━━━ GIVEN ENTRIES ━━━
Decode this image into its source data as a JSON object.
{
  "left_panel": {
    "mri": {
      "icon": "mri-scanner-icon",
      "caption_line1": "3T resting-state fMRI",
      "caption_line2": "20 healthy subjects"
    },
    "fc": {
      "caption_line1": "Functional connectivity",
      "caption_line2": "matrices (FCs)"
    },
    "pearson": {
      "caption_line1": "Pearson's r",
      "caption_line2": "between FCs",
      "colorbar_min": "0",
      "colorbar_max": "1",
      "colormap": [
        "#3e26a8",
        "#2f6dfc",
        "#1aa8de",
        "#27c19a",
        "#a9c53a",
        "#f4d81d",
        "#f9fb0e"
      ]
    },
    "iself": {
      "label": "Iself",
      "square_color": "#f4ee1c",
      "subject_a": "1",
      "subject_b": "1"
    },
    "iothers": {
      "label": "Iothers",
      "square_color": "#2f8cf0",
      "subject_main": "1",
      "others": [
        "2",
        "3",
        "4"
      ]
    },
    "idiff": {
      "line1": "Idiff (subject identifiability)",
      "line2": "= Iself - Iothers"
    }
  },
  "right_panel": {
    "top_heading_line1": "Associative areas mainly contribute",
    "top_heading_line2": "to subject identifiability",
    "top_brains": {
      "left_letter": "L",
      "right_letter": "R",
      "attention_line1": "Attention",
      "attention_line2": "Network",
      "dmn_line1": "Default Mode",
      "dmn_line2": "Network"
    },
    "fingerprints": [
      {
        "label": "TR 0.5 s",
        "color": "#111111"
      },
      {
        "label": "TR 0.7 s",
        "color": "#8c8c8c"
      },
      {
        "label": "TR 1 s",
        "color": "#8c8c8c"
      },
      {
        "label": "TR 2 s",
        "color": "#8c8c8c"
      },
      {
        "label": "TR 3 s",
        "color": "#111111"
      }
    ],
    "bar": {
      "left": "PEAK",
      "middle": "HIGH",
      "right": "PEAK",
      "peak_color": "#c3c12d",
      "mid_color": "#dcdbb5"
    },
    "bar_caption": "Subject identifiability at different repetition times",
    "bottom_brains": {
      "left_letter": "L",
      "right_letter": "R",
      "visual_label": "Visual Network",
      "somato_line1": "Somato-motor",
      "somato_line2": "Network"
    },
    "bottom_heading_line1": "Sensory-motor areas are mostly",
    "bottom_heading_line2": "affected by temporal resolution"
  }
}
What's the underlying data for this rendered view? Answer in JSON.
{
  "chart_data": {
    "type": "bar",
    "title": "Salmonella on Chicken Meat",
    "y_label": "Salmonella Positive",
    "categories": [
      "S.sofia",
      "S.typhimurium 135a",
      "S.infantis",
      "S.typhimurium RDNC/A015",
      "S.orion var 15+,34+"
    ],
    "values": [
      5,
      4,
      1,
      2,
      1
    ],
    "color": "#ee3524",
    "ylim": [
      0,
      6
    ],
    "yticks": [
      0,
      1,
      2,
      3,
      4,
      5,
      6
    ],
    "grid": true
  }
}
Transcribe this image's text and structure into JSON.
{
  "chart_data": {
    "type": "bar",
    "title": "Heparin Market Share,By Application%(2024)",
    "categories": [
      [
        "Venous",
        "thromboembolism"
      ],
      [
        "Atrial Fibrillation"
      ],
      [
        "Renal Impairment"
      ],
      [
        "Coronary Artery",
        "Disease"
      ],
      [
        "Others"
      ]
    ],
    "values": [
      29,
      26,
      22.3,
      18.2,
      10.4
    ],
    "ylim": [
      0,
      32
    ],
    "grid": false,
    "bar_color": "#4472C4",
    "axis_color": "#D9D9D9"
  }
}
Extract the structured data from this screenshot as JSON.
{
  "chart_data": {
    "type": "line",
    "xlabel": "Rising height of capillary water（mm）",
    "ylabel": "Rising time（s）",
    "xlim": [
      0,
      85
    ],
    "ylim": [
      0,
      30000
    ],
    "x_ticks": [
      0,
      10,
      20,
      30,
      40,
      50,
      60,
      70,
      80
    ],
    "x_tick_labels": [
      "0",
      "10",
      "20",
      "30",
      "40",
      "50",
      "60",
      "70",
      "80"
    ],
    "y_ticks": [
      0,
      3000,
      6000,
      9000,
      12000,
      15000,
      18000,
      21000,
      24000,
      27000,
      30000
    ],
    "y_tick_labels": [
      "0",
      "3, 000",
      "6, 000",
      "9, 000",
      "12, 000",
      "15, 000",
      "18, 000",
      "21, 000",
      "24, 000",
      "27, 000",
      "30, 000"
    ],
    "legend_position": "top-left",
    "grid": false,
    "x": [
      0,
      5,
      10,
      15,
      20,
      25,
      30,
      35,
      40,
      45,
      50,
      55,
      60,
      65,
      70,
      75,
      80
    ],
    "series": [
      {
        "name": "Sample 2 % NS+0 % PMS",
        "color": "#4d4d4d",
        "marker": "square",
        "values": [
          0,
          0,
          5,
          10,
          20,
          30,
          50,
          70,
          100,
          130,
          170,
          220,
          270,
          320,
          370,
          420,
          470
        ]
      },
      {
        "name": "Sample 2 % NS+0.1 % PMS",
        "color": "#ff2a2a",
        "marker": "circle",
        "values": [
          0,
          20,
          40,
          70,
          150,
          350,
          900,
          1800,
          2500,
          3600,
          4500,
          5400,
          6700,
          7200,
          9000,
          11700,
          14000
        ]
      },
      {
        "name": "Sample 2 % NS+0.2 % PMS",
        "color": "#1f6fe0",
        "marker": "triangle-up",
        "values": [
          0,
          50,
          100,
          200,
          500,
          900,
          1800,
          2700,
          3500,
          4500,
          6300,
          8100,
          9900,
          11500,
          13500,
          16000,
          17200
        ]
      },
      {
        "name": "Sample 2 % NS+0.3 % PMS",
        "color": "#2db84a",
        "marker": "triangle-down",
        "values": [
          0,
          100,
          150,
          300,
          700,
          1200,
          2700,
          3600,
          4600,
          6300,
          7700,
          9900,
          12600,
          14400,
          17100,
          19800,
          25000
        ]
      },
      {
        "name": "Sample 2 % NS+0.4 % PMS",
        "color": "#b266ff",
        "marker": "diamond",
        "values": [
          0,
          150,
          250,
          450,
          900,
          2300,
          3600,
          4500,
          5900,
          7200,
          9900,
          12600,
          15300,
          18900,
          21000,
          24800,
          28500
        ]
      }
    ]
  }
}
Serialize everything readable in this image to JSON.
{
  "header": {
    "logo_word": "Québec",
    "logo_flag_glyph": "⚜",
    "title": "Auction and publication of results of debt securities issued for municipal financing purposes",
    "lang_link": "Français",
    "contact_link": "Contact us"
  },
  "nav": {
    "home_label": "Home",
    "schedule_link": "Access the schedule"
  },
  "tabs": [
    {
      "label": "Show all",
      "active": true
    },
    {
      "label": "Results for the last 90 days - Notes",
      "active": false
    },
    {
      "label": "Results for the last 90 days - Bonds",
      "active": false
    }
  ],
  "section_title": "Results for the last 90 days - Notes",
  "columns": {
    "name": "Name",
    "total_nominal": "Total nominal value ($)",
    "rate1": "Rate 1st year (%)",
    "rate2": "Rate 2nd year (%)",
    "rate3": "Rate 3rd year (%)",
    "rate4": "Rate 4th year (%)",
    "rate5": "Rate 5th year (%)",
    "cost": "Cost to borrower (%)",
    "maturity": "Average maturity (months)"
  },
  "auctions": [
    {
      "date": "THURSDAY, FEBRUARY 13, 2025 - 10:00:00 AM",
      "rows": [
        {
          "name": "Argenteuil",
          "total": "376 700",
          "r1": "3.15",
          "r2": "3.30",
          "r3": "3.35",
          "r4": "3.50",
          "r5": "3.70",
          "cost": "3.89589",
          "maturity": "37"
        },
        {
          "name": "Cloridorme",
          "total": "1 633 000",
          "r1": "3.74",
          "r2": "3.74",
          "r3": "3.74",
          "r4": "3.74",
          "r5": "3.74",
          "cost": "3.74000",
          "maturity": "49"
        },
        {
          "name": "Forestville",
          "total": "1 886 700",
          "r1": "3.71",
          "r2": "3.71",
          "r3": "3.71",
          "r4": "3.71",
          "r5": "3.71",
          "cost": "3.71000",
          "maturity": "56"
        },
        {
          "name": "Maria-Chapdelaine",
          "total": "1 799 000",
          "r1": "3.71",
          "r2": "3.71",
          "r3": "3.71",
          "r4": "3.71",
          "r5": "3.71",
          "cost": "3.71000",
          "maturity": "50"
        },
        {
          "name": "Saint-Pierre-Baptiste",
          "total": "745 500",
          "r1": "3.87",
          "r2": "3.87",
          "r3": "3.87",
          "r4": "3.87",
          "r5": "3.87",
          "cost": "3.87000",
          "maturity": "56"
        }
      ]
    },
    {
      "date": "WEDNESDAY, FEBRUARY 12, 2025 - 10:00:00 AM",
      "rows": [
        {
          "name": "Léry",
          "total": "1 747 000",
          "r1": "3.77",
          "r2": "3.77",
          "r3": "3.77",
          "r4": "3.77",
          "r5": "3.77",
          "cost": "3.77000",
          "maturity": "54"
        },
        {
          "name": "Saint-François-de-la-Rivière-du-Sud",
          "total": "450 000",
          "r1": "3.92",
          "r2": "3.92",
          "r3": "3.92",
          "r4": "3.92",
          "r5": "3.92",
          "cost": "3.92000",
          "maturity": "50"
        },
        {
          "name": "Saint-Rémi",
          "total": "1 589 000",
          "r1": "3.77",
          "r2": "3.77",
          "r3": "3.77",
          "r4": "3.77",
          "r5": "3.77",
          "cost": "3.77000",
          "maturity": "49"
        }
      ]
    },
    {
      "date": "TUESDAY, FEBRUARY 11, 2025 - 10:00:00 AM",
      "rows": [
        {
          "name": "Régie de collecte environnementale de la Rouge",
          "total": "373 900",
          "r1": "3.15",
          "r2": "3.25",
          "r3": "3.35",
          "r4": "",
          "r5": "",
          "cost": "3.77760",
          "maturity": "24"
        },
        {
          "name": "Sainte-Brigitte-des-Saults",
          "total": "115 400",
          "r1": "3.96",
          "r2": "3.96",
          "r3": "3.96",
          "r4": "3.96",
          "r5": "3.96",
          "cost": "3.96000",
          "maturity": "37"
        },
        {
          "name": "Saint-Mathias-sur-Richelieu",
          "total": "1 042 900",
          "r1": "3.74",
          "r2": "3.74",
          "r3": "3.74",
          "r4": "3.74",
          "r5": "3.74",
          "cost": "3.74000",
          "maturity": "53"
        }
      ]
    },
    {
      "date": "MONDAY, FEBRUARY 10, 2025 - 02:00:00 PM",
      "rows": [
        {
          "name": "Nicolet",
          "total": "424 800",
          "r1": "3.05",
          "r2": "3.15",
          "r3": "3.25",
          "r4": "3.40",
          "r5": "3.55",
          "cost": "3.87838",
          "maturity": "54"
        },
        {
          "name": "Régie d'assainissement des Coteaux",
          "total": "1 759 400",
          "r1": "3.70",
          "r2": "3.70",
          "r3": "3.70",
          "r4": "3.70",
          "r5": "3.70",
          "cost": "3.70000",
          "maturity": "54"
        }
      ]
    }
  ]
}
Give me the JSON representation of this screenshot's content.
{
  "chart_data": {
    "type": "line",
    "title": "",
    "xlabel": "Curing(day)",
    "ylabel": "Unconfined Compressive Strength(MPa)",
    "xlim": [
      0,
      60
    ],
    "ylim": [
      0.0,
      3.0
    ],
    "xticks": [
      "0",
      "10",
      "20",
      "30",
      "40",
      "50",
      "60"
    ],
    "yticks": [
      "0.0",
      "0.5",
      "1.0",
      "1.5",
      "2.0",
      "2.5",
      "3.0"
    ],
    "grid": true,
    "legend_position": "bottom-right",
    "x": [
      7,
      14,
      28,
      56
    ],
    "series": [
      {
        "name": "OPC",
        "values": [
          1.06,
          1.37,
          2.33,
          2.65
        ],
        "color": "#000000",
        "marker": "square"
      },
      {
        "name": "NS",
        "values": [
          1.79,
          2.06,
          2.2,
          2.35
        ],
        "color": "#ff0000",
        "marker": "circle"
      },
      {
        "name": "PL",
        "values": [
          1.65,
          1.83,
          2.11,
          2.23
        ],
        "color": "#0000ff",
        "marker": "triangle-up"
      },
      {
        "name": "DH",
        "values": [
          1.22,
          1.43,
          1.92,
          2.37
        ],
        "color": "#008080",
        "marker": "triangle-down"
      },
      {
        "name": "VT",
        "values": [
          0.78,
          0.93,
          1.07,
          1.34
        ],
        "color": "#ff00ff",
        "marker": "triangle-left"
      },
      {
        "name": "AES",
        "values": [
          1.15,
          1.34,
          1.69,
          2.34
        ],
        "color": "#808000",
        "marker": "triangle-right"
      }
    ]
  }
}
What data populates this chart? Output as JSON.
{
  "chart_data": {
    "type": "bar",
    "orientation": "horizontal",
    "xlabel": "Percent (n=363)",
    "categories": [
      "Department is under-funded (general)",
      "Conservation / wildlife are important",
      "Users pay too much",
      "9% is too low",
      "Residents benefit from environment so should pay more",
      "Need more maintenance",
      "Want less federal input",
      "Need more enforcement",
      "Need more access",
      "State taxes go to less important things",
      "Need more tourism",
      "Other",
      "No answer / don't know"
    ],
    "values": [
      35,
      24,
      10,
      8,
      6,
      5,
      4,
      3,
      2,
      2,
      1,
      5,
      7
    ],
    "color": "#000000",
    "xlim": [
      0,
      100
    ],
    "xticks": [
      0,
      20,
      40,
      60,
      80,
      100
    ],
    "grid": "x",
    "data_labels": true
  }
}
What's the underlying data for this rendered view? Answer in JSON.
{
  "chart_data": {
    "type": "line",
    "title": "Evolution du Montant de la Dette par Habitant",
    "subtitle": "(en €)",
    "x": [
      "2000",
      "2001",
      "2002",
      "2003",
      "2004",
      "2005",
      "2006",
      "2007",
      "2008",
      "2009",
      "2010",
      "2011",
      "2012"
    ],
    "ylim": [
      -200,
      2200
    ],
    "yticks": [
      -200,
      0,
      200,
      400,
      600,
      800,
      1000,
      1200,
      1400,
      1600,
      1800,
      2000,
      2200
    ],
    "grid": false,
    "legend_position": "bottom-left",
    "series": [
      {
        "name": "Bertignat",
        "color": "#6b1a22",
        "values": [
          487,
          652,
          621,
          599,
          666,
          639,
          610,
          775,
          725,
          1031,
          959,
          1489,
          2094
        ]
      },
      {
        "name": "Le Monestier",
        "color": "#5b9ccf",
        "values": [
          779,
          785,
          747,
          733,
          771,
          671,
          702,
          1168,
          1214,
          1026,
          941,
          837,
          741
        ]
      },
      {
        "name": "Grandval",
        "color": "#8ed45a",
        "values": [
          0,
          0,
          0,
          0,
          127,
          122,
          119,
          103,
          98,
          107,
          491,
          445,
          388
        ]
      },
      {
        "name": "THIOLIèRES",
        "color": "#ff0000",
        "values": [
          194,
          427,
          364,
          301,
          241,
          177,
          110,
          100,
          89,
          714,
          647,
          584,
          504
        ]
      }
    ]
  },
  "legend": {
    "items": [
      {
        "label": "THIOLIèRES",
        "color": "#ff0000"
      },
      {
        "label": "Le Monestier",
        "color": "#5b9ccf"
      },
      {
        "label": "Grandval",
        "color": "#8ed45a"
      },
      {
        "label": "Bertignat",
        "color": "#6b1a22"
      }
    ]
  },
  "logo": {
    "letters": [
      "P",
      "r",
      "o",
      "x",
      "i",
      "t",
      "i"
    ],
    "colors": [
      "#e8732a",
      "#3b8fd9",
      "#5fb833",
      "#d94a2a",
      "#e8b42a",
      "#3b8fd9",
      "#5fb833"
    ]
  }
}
━━━
◆ AIM:
Search the data above for the string "true" and return every line that has it.

◆ SOLVED EXERCISE:
    "grid": true
      "active": true
    "grid": true,
    "data_labels": true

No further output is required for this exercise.